— Description of the task —
Using the listing below, give the number of lines where "nnuclei" appears, and nothing else.

— Data for processing —
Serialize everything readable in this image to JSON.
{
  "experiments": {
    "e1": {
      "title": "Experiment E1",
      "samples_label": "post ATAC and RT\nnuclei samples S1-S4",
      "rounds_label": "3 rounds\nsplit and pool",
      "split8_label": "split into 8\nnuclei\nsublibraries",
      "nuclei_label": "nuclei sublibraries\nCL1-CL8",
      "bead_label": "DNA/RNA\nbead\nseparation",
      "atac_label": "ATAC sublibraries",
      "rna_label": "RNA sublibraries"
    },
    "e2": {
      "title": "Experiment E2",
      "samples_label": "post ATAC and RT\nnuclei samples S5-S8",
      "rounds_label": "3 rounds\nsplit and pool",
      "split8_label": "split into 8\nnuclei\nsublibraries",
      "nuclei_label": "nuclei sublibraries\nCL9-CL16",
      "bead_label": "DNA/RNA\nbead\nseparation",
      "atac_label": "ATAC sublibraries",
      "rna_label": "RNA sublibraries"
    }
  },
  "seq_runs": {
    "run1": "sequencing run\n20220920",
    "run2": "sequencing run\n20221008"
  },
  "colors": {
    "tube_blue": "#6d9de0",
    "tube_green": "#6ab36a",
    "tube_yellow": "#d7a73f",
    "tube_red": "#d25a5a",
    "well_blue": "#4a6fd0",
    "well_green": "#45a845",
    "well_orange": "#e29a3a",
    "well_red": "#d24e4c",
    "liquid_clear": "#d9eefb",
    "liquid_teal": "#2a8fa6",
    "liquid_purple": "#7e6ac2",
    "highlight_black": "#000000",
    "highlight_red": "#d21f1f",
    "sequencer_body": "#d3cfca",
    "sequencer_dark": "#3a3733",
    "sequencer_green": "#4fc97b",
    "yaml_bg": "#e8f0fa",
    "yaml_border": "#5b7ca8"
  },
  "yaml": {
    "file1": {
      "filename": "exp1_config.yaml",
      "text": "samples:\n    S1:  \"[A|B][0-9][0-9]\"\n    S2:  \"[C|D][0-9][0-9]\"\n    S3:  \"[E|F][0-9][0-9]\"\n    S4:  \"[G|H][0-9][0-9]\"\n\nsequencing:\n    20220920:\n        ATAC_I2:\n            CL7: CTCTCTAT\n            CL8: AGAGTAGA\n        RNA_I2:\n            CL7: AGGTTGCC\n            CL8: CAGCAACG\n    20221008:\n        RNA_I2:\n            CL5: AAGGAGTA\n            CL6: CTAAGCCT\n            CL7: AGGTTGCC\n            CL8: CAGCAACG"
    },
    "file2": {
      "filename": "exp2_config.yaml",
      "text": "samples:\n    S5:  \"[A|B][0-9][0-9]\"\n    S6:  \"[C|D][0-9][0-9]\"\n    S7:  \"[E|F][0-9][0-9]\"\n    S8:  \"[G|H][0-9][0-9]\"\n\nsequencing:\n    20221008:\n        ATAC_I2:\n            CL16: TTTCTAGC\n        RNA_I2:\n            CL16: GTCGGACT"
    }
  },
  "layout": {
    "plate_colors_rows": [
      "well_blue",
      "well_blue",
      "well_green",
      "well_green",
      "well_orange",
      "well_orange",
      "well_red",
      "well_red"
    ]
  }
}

— Answer below —
4